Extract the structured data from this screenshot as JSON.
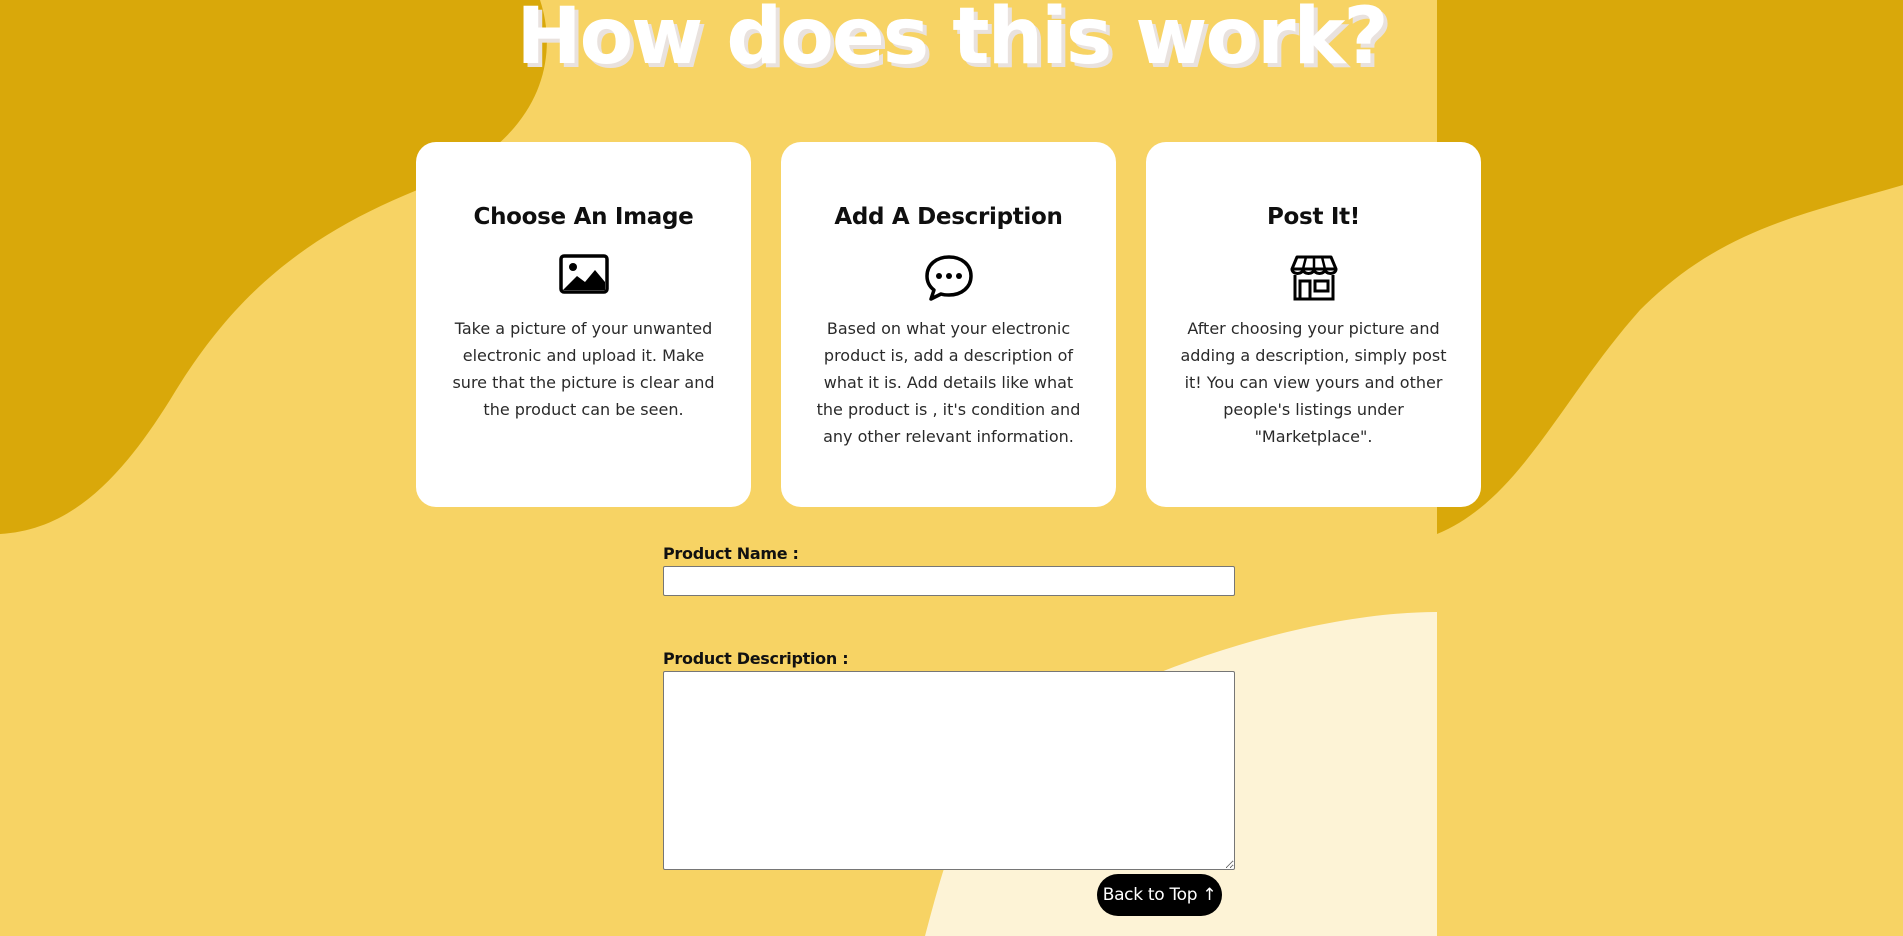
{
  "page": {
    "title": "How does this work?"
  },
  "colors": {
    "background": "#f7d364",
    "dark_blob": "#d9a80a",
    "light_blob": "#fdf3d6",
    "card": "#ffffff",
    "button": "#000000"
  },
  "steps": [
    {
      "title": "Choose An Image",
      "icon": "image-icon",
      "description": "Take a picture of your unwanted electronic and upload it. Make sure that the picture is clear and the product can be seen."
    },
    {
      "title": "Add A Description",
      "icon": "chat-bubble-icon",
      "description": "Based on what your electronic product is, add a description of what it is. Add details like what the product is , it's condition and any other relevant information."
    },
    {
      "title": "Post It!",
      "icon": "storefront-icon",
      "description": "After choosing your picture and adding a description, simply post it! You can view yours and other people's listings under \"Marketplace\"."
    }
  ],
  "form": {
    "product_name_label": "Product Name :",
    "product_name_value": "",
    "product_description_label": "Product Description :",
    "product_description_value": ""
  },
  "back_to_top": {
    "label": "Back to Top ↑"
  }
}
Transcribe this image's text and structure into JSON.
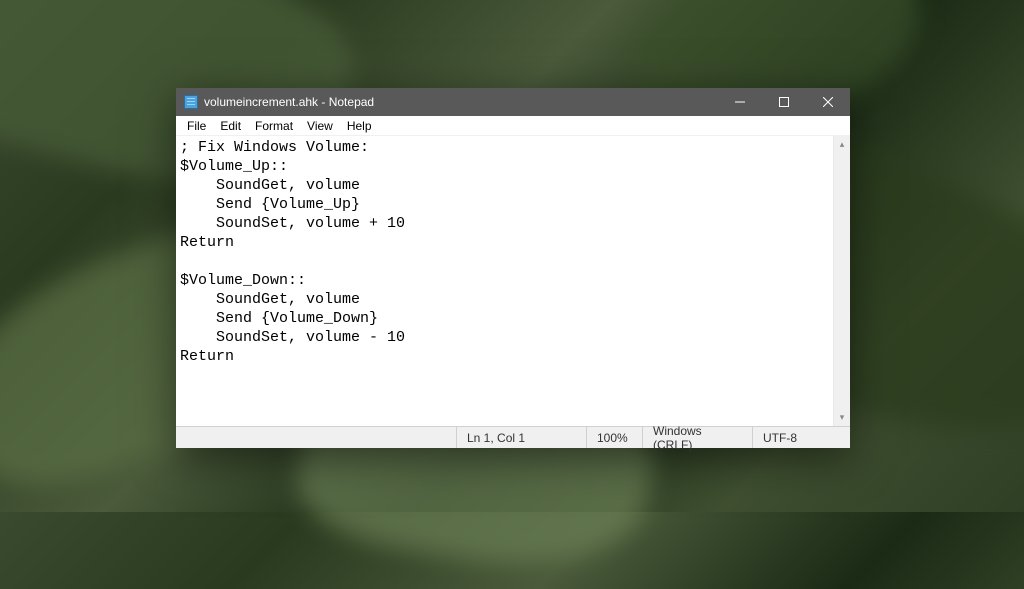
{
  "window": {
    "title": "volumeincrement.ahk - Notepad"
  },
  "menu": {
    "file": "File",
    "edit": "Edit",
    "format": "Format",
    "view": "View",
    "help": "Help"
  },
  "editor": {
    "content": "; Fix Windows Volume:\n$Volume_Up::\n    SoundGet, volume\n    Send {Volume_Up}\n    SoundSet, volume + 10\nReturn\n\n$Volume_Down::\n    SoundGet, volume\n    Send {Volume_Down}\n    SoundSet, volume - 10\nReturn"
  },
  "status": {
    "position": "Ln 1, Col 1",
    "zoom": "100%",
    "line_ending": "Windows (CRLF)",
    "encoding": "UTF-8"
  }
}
========================
▶ TASK REQUIREMENTS:
Print the lines from the one that contains "Transcribe this image's" through the last line of the data, exactly and in full, and no other lines. Pictures are not part of the copy.

▶ REPLY:
Transcribe this image's text and structure into JSON.
{
  "window": {
    "title": "volumeincrement.ahk - Notepad"
  },
  "menu": {
    "file": "File",
    "edit": "Edit",
    "format": "Format",
    "view": "View",
    "help": "Help"
  },
  "editor": {
    "content": "; Fix Windows Volume:\n$Volume_Up::\n    SoundGet, volume\n    Send {Volume_Up}\n    SoundSet, volume + 10\nReturn\n\n$Volume_Down::\n    SoundGet, volume\n    Send {Volume_Down}\n    SoundSet, volume - 10\nReturn"
  },
  "status": {
    "position": "Ln 1, Col 1",
    "zoom": "100%",
    "line_ending": "Windows (CRLF)",
    "encoding": "UTF-8"
  }
}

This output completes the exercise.